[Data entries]

⟨

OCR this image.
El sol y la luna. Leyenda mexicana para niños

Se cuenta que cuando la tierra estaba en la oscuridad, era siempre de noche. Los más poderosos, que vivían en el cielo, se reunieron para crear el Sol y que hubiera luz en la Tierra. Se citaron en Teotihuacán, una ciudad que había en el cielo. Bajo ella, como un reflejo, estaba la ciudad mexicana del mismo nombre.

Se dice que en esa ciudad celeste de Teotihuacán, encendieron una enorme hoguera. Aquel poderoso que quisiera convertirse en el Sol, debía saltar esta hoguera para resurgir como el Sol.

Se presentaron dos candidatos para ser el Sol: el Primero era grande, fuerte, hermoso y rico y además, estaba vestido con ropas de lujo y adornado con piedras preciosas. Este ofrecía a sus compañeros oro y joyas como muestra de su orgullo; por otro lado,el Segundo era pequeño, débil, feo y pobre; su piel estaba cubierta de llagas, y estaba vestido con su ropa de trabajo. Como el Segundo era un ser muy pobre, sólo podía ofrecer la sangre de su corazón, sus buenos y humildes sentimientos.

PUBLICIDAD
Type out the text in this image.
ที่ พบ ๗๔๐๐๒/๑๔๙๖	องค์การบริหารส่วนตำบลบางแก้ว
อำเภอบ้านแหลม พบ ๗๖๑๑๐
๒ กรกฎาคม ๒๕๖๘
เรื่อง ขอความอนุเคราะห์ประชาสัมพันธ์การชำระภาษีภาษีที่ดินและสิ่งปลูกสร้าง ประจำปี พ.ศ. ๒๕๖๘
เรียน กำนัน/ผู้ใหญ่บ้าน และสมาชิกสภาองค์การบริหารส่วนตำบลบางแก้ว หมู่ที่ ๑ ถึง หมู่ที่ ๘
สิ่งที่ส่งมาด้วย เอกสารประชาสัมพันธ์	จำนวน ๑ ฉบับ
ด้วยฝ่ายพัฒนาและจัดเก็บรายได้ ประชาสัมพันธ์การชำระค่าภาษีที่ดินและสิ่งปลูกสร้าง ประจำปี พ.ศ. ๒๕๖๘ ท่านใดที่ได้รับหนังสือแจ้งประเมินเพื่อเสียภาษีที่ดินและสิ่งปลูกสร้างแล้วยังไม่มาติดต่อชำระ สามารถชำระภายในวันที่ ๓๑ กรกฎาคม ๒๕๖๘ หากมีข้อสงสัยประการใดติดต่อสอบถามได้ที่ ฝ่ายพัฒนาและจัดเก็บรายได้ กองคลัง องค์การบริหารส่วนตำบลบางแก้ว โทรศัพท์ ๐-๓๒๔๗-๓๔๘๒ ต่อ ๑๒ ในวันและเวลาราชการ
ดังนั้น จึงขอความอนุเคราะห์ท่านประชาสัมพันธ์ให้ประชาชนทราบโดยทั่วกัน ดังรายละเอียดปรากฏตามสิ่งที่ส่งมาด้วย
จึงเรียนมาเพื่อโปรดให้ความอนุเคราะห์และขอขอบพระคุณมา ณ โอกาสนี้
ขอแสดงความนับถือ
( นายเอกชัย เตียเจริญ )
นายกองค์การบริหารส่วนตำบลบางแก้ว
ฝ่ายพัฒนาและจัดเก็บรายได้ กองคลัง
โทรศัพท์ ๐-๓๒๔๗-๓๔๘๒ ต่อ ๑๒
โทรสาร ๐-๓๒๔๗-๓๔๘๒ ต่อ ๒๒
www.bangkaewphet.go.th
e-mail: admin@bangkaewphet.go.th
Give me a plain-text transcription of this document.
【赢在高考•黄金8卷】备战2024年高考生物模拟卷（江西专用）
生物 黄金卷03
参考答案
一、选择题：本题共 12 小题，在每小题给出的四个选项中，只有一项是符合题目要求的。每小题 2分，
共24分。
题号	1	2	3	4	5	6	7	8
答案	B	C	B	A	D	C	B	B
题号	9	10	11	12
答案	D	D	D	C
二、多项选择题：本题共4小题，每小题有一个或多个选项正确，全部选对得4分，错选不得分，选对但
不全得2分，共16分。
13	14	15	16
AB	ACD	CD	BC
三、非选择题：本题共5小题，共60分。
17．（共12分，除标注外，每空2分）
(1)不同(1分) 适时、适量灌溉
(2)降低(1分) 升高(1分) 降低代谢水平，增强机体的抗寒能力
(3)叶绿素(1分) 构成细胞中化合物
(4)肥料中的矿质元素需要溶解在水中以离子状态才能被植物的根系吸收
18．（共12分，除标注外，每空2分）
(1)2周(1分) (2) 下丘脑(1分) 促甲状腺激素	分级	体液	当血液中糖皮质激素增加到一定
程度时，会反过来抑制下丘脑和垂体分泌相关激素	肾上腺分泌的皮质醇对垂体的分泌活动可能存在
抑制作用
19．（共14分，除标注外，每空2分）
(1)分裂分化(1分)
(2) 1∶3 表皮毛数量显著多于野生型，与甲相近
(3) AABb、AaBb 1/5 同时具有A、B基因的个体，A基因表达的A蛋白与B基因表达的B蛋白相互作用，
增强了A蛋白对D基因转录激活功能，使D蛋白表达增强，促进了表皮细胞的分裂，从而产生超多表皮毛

⟩

Reproduce each entry from the records above, character for character.

OCR this image.
El sol y la luna. Leyenda mexicana para niños

Se cuenta que cuando la tierra estaba en la oscuridad, era siempre de noche. Los más poderosos, que vivían en el cielo, se reunieron para crear el Sol y que hubiera luz en la Tierra. Se citaron en Teotihuacán, una ciudad que había en el cielo. Bajo ella, como un reflejo, estaba la ciudad mexicana del mismo nombre.

Se dice que en esa ciudad celeste de Teotihuacán, encendieron una enorme hoguera. Aquel poderoso que quisiera convertirse en el Sol, debía saltar esta hoguera para resurgir como el Sol.

Se presentaron dos candidatos para ser el Sol: el Primero era grande, fuerte, hermoso y rico y además, estaba vestido con ropas de lujo y adornado con piedras preciosas. Este ofrecía a sus compañeros oro y joyas como muestra de su orgullo; por otro lado,el Segundo era pequeño, débil, feo y pobre; su piel estaba cubierta de llagas, y estaba vestido con su ropa de trabajo. Como el Segundo era un ser muy pobre, sólo podía ofrecer la sangre de su corazón, sus buenos y humildes sentimientos.

PUBLICIDAD
Type out the text in this image.
ที่ พบ ๗๔๐๐๒/๑๔๙๖	องค์การบริหารส่วนตำบลบางแก้ว
อำเภอบ้านแหลม พบ ๗๖๑๑๐
๒ กรกฎาคม ๒๕๖๘
เรื่อง ขอความอนุเคราะห์ประชาสัมพันธ์การชำระภาษีภาษีที่ดินและสิ่งปลูกสร้าง ประจำปี พ.ศ. ๒๕๖๘
เรียน กำนัน/ผู้ใหญ่บ้าน และสมาชิกสภาองค์การบริหารส่วนตำบลบางแก้ว หมู่ที่ ๑ ถึง หมู่ที่ ๘
สิ่งที่ส่งมาด้วย เอกสารประชาสัมพันธ์	จำนวน ๑ ฉบับ
ด้วยฝ่ายพัฒนาและจัดเก็บรายได้ ประชาสัมพันธ์การชำระค่าภาษีที่ดินและสิ่งปลูกสร้าง ประจำปี พ.ศ. ๒๕๖๘ ท่านใดที่ได้รับหนังสือแจ้งประเมินเพื่อเสียภาษีที่ดินและสิ่งปลูกสร้างแล้วยังไม่มาติดต่อชำระ สามารถชำระภายในวันที่ ๓๑ กรกฎาคม ๒๕๖๘ หากมีข้อสงสัยประการใดติดต่อสอบถามได้ที่ ฝ่ายพัฒนาและจัดเก็บรายได้ กองคลัง องค์การบริหารส่วนตำบลบางแก้ว โทรศัพท์ ๐-๓๒๔๗-๓๔๘๒ ต่อ ๑๒ ในวันและเวลาราชการ
ดังนั้น จึงขอความอนุเคราะห์ท่านประชาสัมพันธ์ให้ประชาชนทราบโดยทั่วกัน ดังรายละเอียดปรากฏตามสิ่งที่ส่งมาด้วย
จึงเรียนมาเพื่อโปรดให้ความอนุเคราะห์และขอขอบพระคุณมา ณ โอกาสนี้
ขอแสดงความนับถือ
( นายเอกชัย เตียเจริญ )
นายกองค์การบริหารส่วนตำบลบางแก้ว
ฝ่ายพัฒนาและจัดเก็บรายได้ กองคลัง
โทรศัพท์ ๐-๓๒๔๗-๓๔๘๒ ต่อ ๑๒
โทรสาร ๐-๓๒๔๗-๓๔๘๒ ต่อ ๒๒
www.bangkaewphet.go.th
e-mail: admin@bangkaewphet.go.th
Give me a plain-text transcription of this document.
【赢在高考•黄金8卷】备战2024年高考生物模拟卷（江西专用）
生物 黄金卷03
参考答案
一、选择题：本题共 12 小题，在每小题给出的四个选项中，只有一项是符合题目要求的。每小题 2分，
共24分。
题号	1	2	3	4	5	6	7	8
答案	B	C	B	A	D	C	B	B
题号	9	10	11	12
答案	D	D	D	C
二、多项选择题：本题共4小题，每小题有一个或多个选项正确，全部选对得4分，错选不得分，选对但
不全得2分，共16分。
13	14	15	16
AB	ACD	CD	BC
三、非选择题：本题共5小题，共60分。
17．（共12分，除标注外，每空2分）
(1)不同(1分) 适时、适量灌溉
(2)降低(1分) 升高(1分) 降低代谢水平，增强机体的抗寒能力
(3)叶绿素(1分) 构成细胞中化合物
(4)肥料中的矿质元素需要溶解在水中以离子状态才能被植物的根系吸收
18．（共12分，除标注外，每空2分）
(1)2周(1分) (2) 下丘脑(1分) 促甲状腺激素	分级	体液	当血液中糖皮质激素增加到一定
程度时，会反过来抑制下丘脑和垂体分泌相关激素	肾上腺分泌的皮质醇对垂体的分泌活动可能存在
抑制作用
19．（共14分，除标注外，每空2分）
(1)分裂分化(1分)
(2) 1∶3 表皮毛数量显著多于野生型，与甲相近
(3) AABb、AaBb 1/5 同时具有A、B基因的个体，A基因表达的A蛋白与B基因表达的B蛋白相互作用，
增强了A蛋白对D基因转录激活功能，使D蛋白表达增强，促进了表皮细胞的分裂，从而产生超多表皮毛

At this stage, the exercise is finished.